[Start of Attachment]

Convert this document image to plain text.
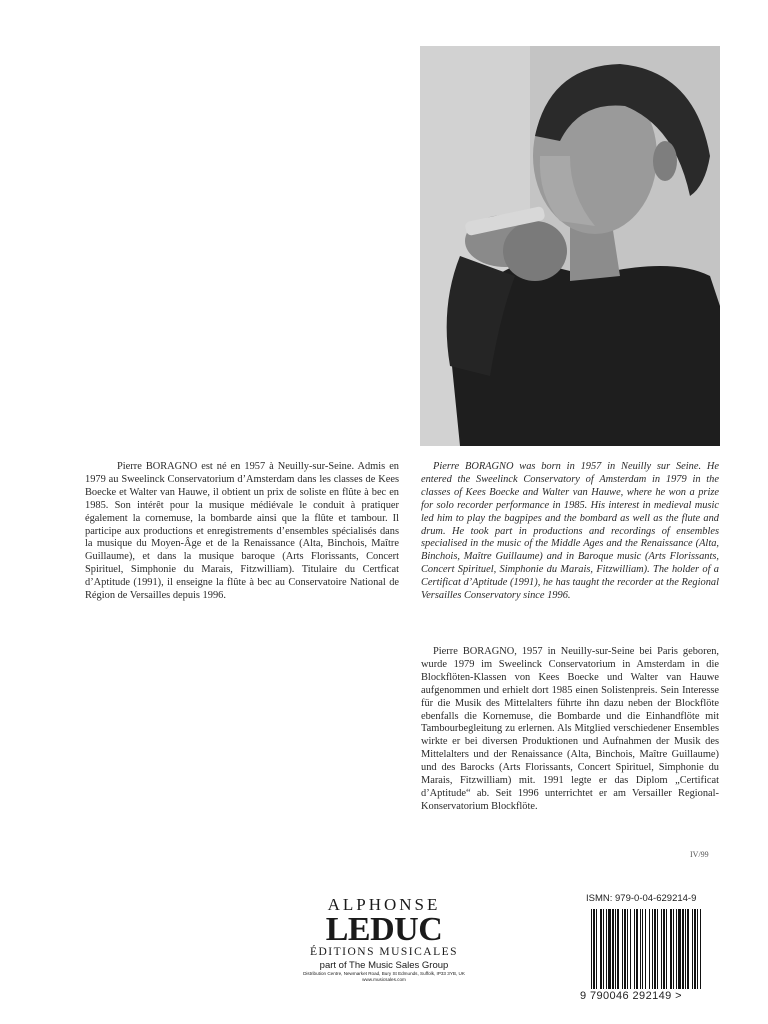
Pierre BORAGNO est né en 1957 à Neuilly-sur-Seine. Admis en 1979 au Sweelinck Conservatorium d’Amsterdam dans les classes de Kees Boecke et Walter van Hauwe, il obtient un prix de soliste en flûte à bec en 1985. Son intérêt pour la musique médiévale le conduit à pratiquer également la cornemuse, la bombarde ainsi que la flûte et tambour. Il participe aux productions et enregistrements d’ensembles spécialisés dans la musique du Moyen-Âge et de la Renaissance (Alta, Binchois, Maître Guillaume), et dans la musique baroque (Arts Florissants, Concert Spirituel, Simphonie du Marais, Fitzwilliam). Titulaire du Certficat d’Aptitude (1991), il enseigne la flûte à bec au Conservatoire National de Région de Versailles depuis 1996.
Pierre BORAGNO was born in 1957 in Neuilly sur Seine. He entered the Sweelinck Conservatory of Amsterdam in 1979 in the classes of Kees Boecke and Walter van Hauwe, where he won a prize for solo recorder performance in 1985. His interest in medieval music led him to play the bagpipes and the bombard as well as the flute and drum. He took part in productions and recordings of ensembles specialised in the music of the Middle Ages and the Renaissance (Alta, Binchois, Maître Guillaume) and in Baroque music (Arts Florissants, Concert Spirituel, Simphonie du Marais, Fitzwilliam). The holder of a Certificat d’Aptitude (1991), he has taught the recorder at the Regional Versailles Conservatory since 1996.
Pierre BORAGNO, 1957 in Neuilly-sur-Seine bei Paris geboren, wurde 1979 im Sweelinck Conservatorium in Amsterdam in die Blockflöten-Klassen von Kees Boecke und Walter van Hauwe aufgenommen und erhielt dort 1985 einen Solistenpreis. Sein Interesse für die Musik des Mittelalters führte ihn dazu neben der Blockflöte ebenfalls die Kornemuse, die Bombarde und die Einhandflöte mit Tambourbegleitung zu erlernen. Als Mitglied verschiedener Ensembles wirkte er bei diversen Produktionen und Aufnahmen der Musik des Mittelalters und der Renaissance (Alta, Binchois, Maître Guillaume) und des Barocks (Arts Florissants, Concert Spirituel, Simphonie du Marais, Fitzwilliam) mit. 1991 legte er das Diplom „Certificat d’Aptitude“ ab. Seit 1996 unterrichtet er am Versailler Regional-Konservatorium Blockflöte.
IV/99
ALPHONSE
LEDUC
ÉDITIONS MUSICALES
part of The Music Sales Group
Distribution Centre, Newmarket Road, Bury St Edmunds, Suffolk, IP33 3YB, UK
www.musicsales.com
ISMN: 979-0-04-629214-9
9 790046 292149 >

[End of Attachment]

■ TASK DIRECTIONS
Produce a word-for-word version of the material, with no pictures included.

■ WRITTEN SOLUTION
Convert this document image to plain text.
Pierre BORAGNO est né en 1957 à Neuilly-sur-Seine. Admis en 1979 au Sweelinck Conservatorium d’Amsterdam dans les classes de Kees Boecke et Walter van Hauwe, il obtient un prix de soliste en flûte à bec en 1985. Son intérêt pour la musique médiévale le conduit à pratiquer également la cornemuse, la bombarde ainsi que la flûte et tambour. Il participe aux productions et enregistrements d’ensembles spécialisés dans la musique du Moyen-Âge et de la Renaissance (Alta, Binchois, Maître Guillaume), et dans la musique baroque (Arts Florissants, Concert Spirituel, Simphonie du Marais, Fitzwilliam). Titulaire du Certficat d’Aptitude (1991), il enseigne la flûte à bec au Conservatoire National de Région de Versailles depuis 1996.
Pierre BORAGNO was born in 1957 in Neuilly sur Seine. He entered the Sweelinck Conservatory of Amsterdam in 1979 in the classes of Kees Boecke and Walter van Hauwe, where he won a prize for solo recorder performance in 1985. His interest in medieval music led him to play the bagpipes and the bombard as well as the flute and drum. He took part in productions and recordings of ensembles specialised in the music of the Middle Ages and the Renaissance (Alta, Binchois, Maître Guillaume) and in Baroque music (Arts Florissants, Concert Spirituel, Simphonie du Marais, Fitzwilliam). The holder of a Certificat d’Aptitude (1991), he has taught the recorder at the Regional Versailles Conservatory since 1996.
Pierre BORAGNO, 1957 in Neuilly-sur-Seine bei Paris geboren, wurde 1979 im Sweelinck Conservatorium in Amsterdam in die Blockflöten-Klassen von Kees Boecke und Walter van Hauwe aufgenommen und erhielt dort 1985 einen Solistenpreis. Sein Interesse für die Musik des Mittelalters führte ihn dazu neben der Blockflöte ebenfalls die Kornemuse, die Bombarde und die Einhandflöte mit Tambourbegleitung zu erlernen. Als Mitglied verschiedener Ensembles wirkte er bei diversen Produktionen und Aufnahmen der Musik des Mittelalters und der Renaissance (Alta, Binchois, Maître Guillaume) und des Barocks (Arts Florissants, Concert Spirituel, Simphonie du Marais, Fitzwilliam) mit. 1991 legte er das Diplom „Certificat d’Aptitude“ ab. Seit 1996 unterrichtet er am Versailler Regional-Konservatorium Blockflöte.
IV/99
ALPHONSE
LEDUC
ÉDITIONS MUSICALES
part of The Music Sales Group
Distribution Centre, Newmarket Road, Bury St Edmunds, Suffolk, IP33 3YB, UK
www.musicsales.com
ISMN: 979-0-04-629214-9
9 790046 292149 >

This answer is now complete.